Your instructions => Locate the word "这就一年四季不感到寂寞" in the material, then show every line that holds it.

begin Data records

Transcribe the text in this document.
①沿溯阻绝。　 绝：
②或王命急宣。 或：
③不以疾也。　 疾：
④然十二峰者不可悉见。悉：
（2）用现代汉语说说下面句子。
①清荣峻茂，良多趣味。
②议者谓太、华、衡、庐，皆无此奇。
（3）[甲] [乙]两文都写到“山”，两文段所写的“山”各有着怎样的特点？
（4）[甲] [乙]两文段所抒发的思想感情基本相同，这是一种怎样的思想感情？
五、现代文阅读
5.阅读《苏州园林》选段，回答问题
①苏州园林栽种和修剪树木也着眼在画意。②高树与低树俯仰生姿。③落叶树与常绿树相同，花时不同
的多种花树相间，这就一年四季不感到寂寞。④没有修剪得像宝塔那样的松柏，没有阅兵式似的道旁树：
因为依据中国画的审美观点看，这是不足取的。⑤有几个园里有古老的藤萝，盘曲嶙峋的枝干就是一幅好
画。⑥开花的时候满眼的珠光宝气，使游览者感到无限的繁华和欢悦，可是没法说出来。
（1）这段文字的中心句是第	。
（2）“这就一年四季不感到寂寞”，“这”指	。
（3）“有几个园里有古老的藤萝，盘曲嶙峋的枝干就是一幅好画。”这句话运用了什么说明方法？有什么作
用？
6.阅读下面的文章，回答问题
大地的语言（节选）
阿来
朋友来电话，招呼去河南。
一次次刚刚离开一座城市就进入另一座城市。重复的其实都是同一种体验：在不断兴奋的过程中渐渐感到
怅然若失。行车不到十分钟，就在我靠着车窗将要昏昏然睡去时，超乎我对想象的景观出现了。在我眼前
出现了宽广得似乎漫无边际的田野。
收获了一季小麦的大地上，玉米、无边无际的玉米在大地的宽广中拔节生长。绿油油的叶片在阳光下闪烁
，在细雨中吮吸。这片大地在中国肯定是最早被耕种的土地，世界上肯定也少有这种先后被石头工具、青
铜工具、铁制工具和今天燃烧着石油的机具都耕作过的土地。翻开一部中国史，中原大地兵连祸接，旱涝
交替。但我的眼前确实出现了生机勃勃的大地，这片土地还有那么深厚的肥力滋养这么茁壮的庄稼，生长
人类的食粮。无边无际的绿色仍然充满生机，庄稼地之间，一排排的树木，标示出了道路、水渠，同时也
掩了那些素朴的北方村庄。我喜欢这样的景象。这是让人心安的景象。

end Data records

Result of the exercise =>
的多种花树相间，这就一年四季不感到寂寞。④没有修剪得像宝塔那样的松柏，没有阅兵式似的道旁树：
（2）“这就一年四季不感到寂寞”，“这”指	。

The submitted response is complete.